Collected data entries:
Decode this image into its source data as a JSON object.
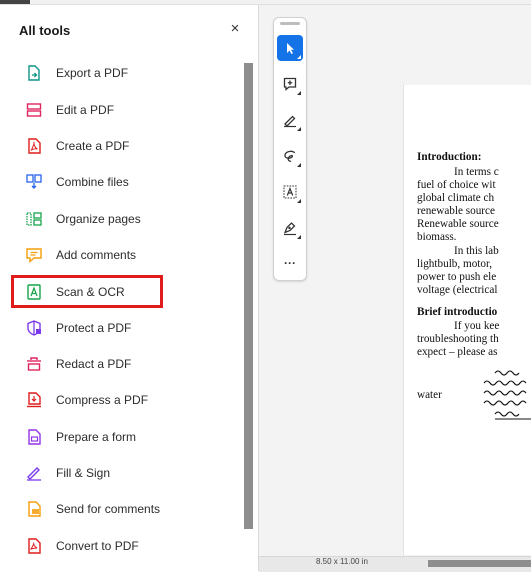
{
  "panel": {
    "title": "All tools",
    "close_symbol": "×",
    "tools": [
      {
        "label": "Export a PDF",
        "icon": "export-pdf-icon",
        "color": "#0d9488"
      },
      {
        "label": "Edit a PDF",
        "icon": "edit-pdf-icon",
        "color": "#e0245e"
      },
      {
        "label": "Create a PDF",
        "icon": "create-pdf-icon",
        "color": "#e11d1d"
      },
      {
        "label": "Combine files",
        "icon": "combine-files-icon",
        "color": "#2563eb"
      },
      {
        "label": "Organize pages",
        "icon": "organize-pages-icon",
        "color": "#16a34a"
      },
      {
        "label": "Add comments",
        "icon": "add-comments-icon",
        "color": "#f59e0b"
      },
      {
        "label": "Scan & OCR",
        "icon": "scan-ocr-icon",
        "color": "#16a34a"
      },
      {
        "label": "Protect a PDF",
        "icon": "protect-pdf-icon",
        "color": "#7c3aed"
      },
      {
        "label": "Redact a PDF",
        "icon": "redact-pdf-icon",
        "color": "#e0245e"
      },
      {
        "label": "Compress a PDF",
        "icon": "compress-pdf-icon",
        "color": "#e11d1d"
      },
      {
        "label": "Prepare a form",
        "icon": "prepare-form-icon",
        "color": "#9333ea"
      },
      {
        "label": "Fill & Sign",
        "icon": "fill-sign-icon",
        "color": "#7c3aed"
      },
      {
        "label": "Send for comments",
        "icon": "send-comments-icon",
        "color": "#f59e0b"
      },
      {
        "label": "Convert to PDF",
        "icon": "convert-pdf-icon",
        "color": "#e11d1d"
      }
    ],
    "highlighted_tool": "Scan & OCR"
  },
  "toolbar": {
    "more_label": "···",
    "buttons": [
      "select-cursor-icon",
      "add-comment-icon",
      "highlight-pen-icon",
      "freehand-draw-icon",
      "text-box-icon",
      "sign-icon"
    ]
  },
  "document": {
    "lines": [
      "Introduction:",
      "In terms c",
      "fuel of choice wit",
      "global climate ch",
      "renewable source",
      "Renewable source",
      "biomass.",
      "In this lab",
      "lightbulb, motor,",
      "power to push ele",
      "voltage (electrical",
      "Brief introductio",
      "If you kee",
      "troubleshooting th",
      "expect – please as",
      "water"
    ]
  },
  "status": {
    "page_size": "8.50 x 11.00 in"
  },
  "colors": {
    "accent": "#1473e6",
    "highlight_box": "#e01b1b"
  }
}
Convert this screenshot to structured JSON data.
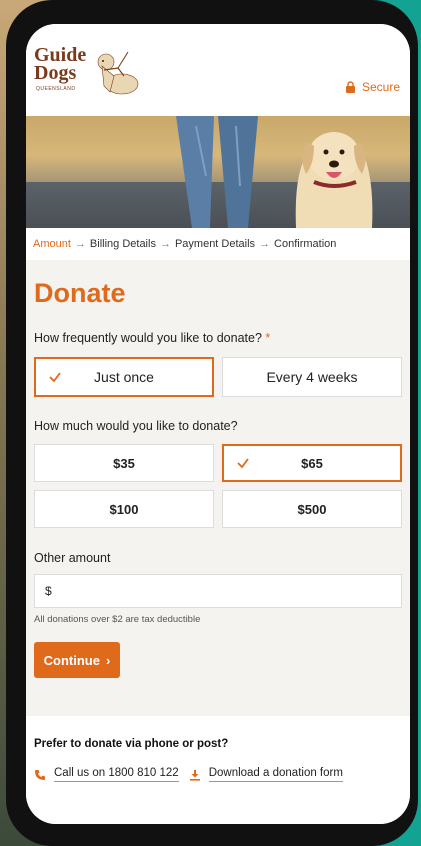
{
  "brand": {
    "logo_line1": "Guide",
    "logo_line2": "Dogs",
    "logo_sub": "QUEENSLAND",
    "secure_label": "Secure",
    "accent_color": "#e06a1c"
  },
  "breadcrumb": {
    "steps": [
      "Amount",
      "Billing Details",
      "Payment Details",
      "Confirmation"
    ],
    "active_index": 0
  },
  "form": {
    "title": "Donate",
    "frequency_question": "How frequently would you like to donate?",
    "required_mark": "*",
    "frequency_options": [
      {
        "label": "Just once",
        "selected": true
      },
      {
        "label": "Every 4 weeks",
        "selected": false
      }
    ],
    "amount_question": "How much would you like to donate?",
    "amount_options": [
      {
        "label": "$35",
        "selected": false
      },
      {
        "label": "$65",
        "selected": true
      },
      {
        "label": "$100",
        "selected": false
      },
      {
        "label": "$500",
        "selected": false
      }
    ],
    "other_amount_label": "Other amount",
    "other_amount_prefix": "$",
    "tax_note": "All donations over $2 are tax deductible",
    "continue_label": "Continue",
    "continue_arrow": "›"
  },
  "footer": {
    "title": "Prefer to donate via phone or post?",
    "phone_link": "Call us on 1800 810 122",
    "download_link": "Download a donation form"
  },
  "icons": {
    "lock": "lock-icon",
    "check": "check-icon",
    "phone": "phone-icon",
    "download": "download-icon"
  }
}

GIVEN REQUEST:
Extract every line of the records above that contains the word "comments".

WRITTEN RESPONSE:
        "label": "Add comments",
        "icon": "add-comments-icon",
        "label": "Send for comments",
        "icon": "send-comments-icon",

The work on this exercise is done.